Dataset rows:
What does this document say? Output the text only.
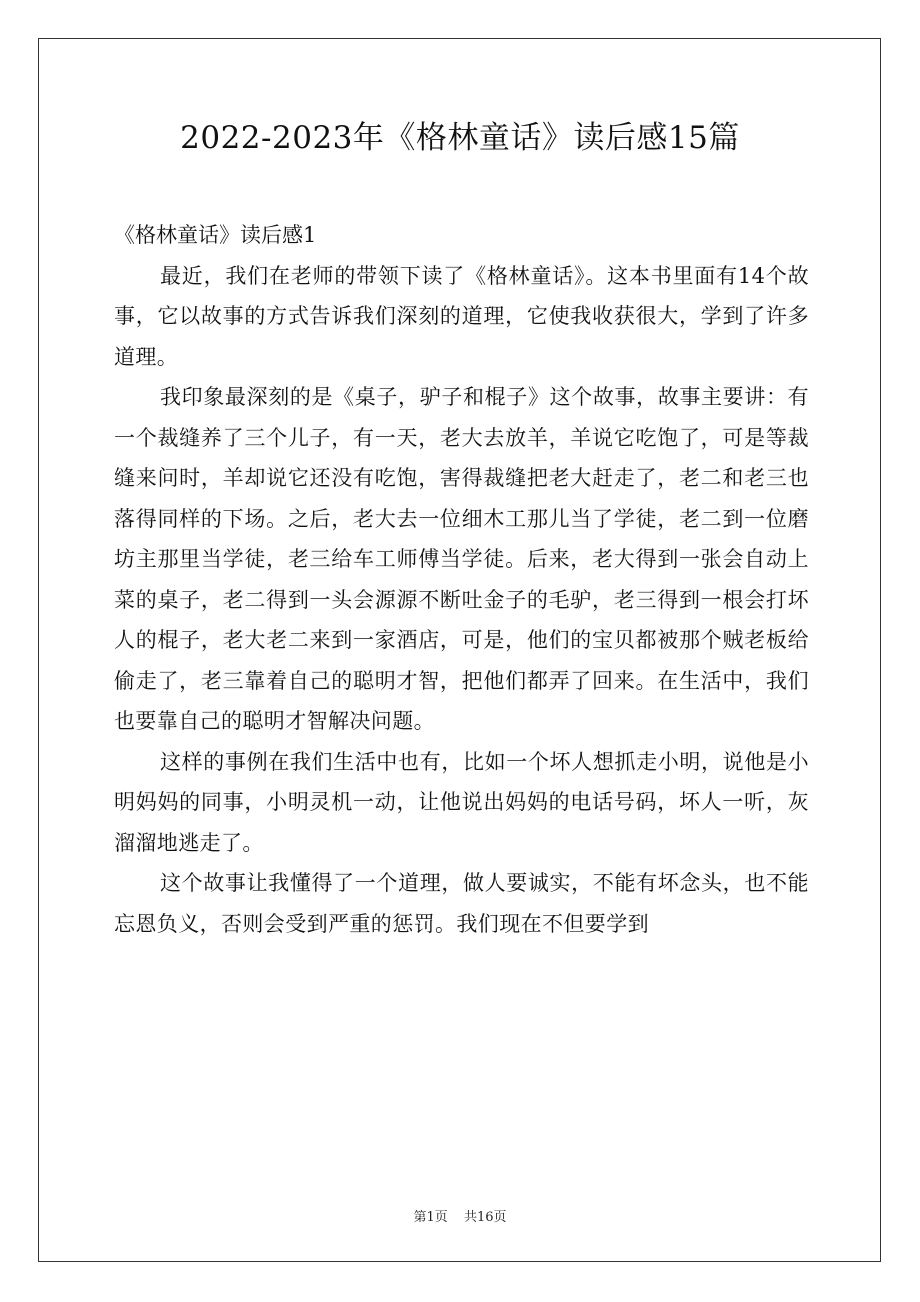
2022-2023年《格林童话》读后感15篇

《格林童话》读后感1

最近，我们在老师的带领下读了《格林童话》。这本书里面有14个故事，它以故事的方式告诉我们深刻的道理，它使我收获很大，学到了许多道理。

我印象最深刻的是《桌子，驴子和棍子》这个故事，故事主要讲：有一个裁缝养了三个儿子，有一天，老大去放羊，羊说它吃饱了，可是等裁缝来问时，羊却说它还没有吃饱，害得裁缝把老大赶走了，老二和老三也落得同样的下场。之后，老大去一位细木工那儿当了学徒，老二到一位磨坊主那里当学徒，老三给车工师傅当学徒。后来，老大得到一张会自动上菜的桌子，老二得到一头会源源不断吐金子的毛驴，老三得到一根会打坏人的棍子，老大老二来到一家酒店，可是，他们的宝贝都被那个贼老板给偷走了，老三靠着自己的聪明才智，把他们都弄了回来。在生活中，我们也要靠自己的聪明才智解决问题。

这样的事例在我们生活中也有，比如一个坏人想抓走小明，说他是小明妈妈的同事，小明灵机一动，让他说出妈妈的电话号码，坏人一听，灰溜溜地逃走了。

这个故事让我懂得了一个道理，做人要诚实，不能有坏念头，也不能忘恩负义，否则会受到严重的惩罚。我们现在不但要学到

第1页 共16页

Exercise objective: Locate all lines in the listing above with the word "格林童话". Copy them.

Exercise solution:
2022-2023年《格林童话》读后感15篇
《格林童话》读后感1
最近，我们在老师的带领下读了《格林童话》。这本书里面有14个故事，它以故事的方式告诉我们深刻的道理，它使我收获很大，学到了许多道理。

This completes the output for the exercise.